(Stored data entries)
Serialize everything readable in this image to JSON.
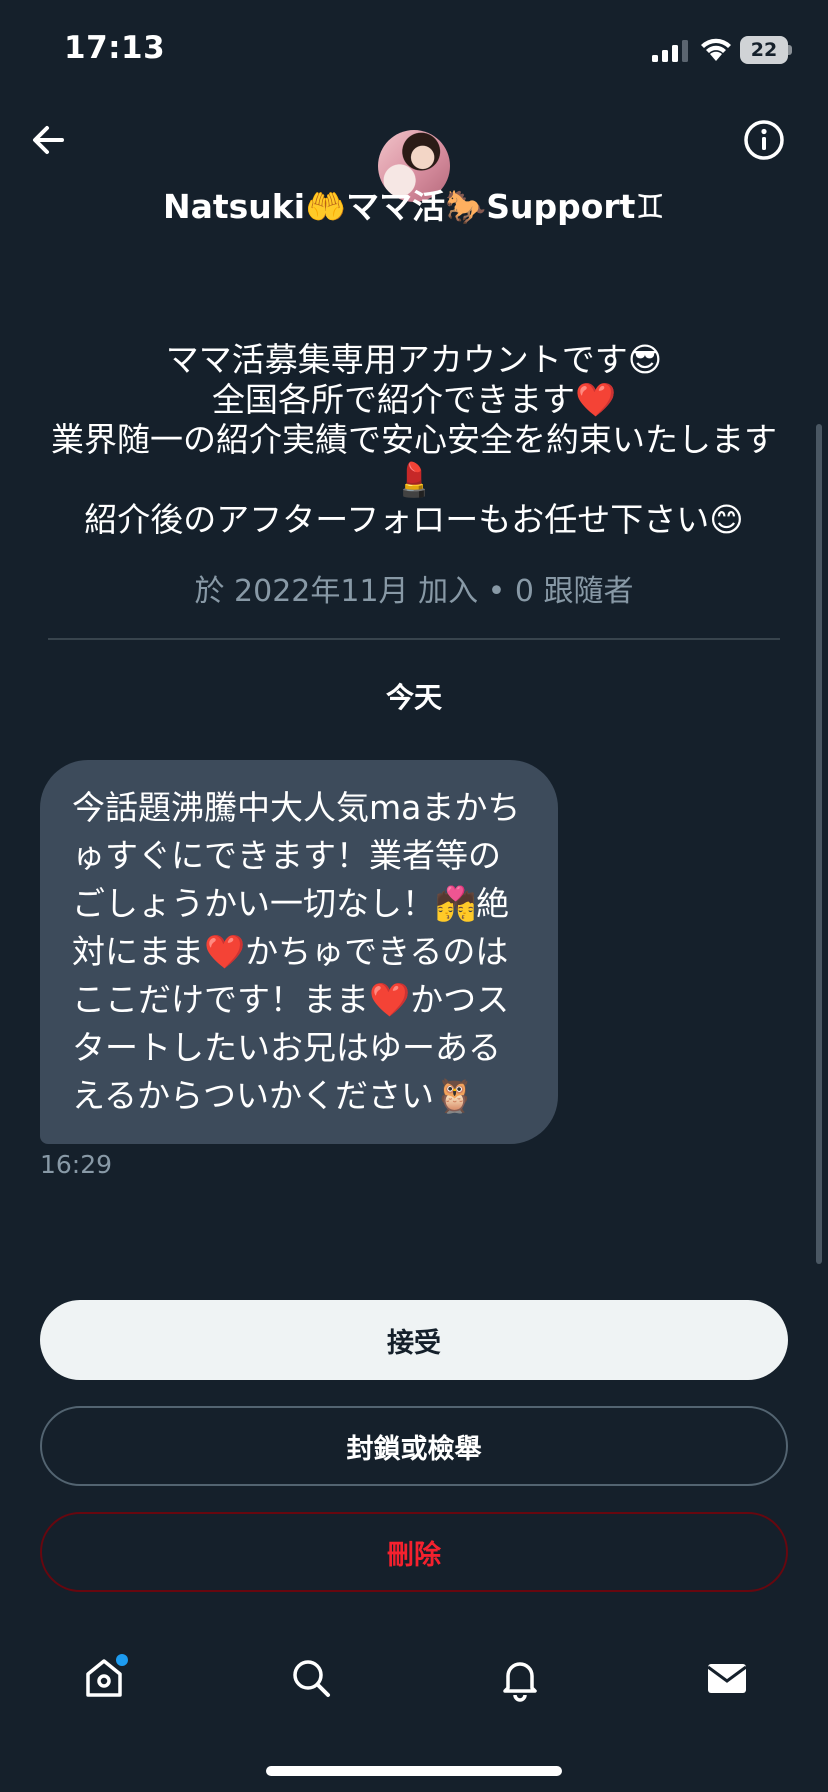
{
  "status_bar": {
    "time": "17:13",
    "battery": "22"
  },
  "header": {
    "display_name": "Natsuki🤲ママ活🐎Support♊",
    "back_icon": "arrow-left-icon",
    "info_icon": "info-circle-icon"
  },
  "profile": {
    "bio_lines": [
      "ママ活募集専用アカウントです😎",
      "全国各所で紹介できます❤️",
      "業界随一の紹介実績で安心安全を約束いたします💄",
      "紹介後のアフターフォローもお任せ下さい😊"
    ],
    "join_info": "於 2022年11月 加入 • 0 跟隨者"
  },
  "conversation": {
    "date_label": "今天",
    "message": {
      "text": "今話題沸騰中大人気maまかちゅすぐにできます！業者等のごしょうかい一切なし！💏絶対にまま❤️かちゅできるのはここだけです！まま❤️かつスタートしたいお兄はゆーあるえるからついかください🦉",
      "time": "16:29"
    }
  },
  "actions": {
    "accept_label": "接受",
    "block_label": "封鎖或檢舉",
    "delete_label": "刪除"
  },
  "tab_bar": {
    "items": [
      {
        "icon": "home-icon",
        "has_badge": true
      },
      {
        "icon": "search-icon"
      },
      {
        "icon": "bell-icon"
      },
      {
        "icon": "mail-icon"
      }
    ]
  },
  "colors": {
    "background": "#15202b",
    "bubble": "#3d4b5b",
    "muted_text": "#8899a6",
    "delete_red": "#f4212e",
    "badge_blue": "#1d9bf0"
  }
}
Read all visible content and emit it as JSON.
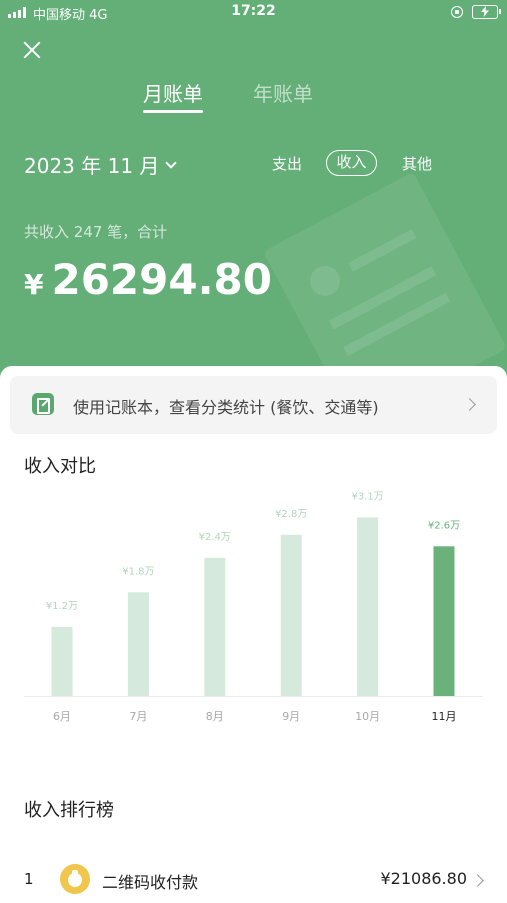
{
  "status_bar": {
    "carrier": "中国移动",
    "network": "4G",
    "time": "17:22"
  },
  "tabs": [
    {
      "label": "月账单",
      "active": true
    },
    {
      "label": "年账单",
      "active": false
    }
  ],
  "period": {
    "label": "2023 年 11 月"
  },
  "filters": [
    {
      "label": "支出",
      "active": false
    },
    {
      "label": "收入",
      "active": true
    },
    {
      "label": "其他",
      "active": false
    }
  ],
  "summary": {
    "text": "共收入 247 笔，合计",
    "currency": "¥",
    "amount": "26294.80"
  },
  "banner": {
    "text": "使用记账本，查看分类统计 (餐饮、交通等)"
  },
  "comparison": {
    "title": "收入对比"
  },
  "colors": {
    "header_green": "#64ae78",
    "bar_light": "#d5e9dc",
    "bar_active": "#6ab27a",
    "label_light": "#b2d5bc"
  },
  "chart_data": {
    "type": "bar",
    "categories": [
      "6月",
      "7月",
      "8月",
      "9月",
      "10月",
      "11月"
    ],
    "values": [
      1.2,
      1.8,
      2.4,
      2.8,
      3.1,
      2.6
    ],
    "value_labels": [
      "¥1.2万",
      "¥1.8万",
      "¥2.4万",
      "¥2.8万",
      "¥3.1万",
      "¥2.6万"
    ],
    "unit": "万",
    "highlight_index": 5,
    "grid": false
  },
  "ranking": {
    "title": "收入排行榜",
    "items": [
      {
        "rank": "1",
        "name": "二维码收付款",
        "amount": "¥21086.80",
        "icon": "coin-icon"
      }
    ]
  }
}
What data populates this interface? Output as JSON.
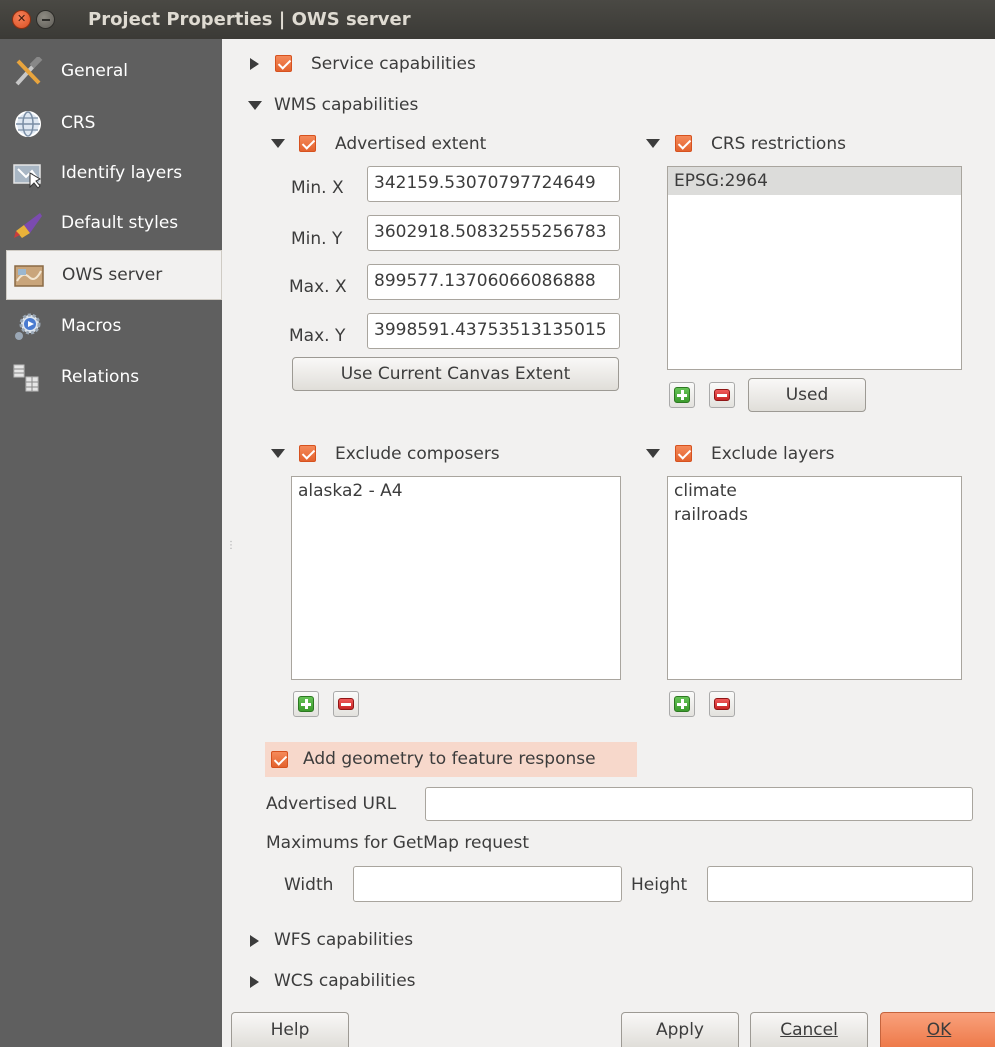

* **WHAT YOU ARE ASKED TO DO**
Give the entries again without a single change, but with no pictures.

* **RESPONSE**
Serialize everything readable in this image to JSON.
{
  "status_bar": {
    "time": "17:13",
    "battery": "22"
  },
  "header": {
    "display_name": "Natsuki🤲ママ活🐎Support♊",
    "back_icon": "arrow-left-icon",
    "info_icon": "info-circle-icon"
  },
  "profile": {
    "bio_lines": [
      "ママ活募集専用アカウントです😎",
      "全国各所で紹介できます❤️",
      "業界随一の紹介実績で安心安全を約束いたします💄",
      "紹介後のアフターフォローもお任せ下さい😊"
    ],
    "join_info": "於 2022年11月 加入 • 0 跟隨者"
  },
  "conversation": {
    "date_label": "今天",
    "message": {
      "text": "今話題沸騰中大人気maまかちゅすぐにできます！業者等のごしょうかい一切なし！💏絶対にまま❤️かちゅできるのはここだけです！まま❤️かつスタートしたいお兄はゆーあるえるからついかください🦉",
      "time": "16:29"
    }
  },
  "actions": {
    "accept_label": "接受",
    "block_label": "封鎖或檢舉",
    "delete_label": "刪除"
  },
  "tab_bar": {
    "items": [
      {
        "icon": "home-icon",
        "has_badge": true
      },
      {
        "icon": "search-icon"
      },
      {
        "icon": "bell-icon"
      },
      {
        "icon": "mail-icon"
      }
    ]
  },
  "colors": {
    "background": "#15202b",
    "bubble": "#3d4b5b",
    "muted_text": "#8899a6",
    "delete_red": "#f4212e",
    "badge_blue": "#1d9bf0"
  }
}
Read all visible content and emit it as JSON.
{
  "status_bar": {
    "carrier": "中国移动",
    "network": "4G",
    "time": "17:22"
  },
  "tabs": [
    {
      "label": "月账单",
      "active": true
    },
    {
      "label": "年账单",
      "active": false
    }
  ],
  "period": {
    "label": "2023 年 11 月"
  },
  "filters": [
    {
      "label": "支出",
      "active": false
    },
    {
      "label": "收入",
      "active": true
    },
    {
      "label": "其他",
      "active": false
    }
  ],
  "summary": {
    "text": "共收入 247 笔，合计",
    "currency": "¥",
    "amount": "26294.80"
  },
  "banner": {
    "text": "使用记账本，查看分类统计 (餐饮、交通等)"
  },
  "comparison": {
    "title": "收入对比"
  },
  "colors": {
    "header_green": "#64ae78",
    "bar_light": "#d5e9dc",
    "bar_active": "#6ab27a",
    "label_light": "#b2d5bc"
  },
  "chart_data": {
    "type": "bar",
    "categories": [
      "6月",
      "7月",
      "8月",
      "9月",
      "10月",
      "11月"
    ],
    "values": [
      1.2,
      1.8,
      2.4,
      2.8,
      3.1,
      2.6
    ],
    "value_labels": [
      "¥1.2万",
      "¥1.8万",
      "¥2.4万",
      "¥2.8万",
      "¥3.1万",
      "¥2.6万"
    ],
    "unit": "万",
    "highlight_index": 5,
    "grid": false
  },
  "ranking": {
    "title": "收入排行榜",
    "items": [
      {
        "rank": "1",
        "name": "二维码收付款",
        "amount": "¥21086.80",
        "icon": "coin-icon"
      }
    ]
  }
}
What data populates this interface? Output as JSON.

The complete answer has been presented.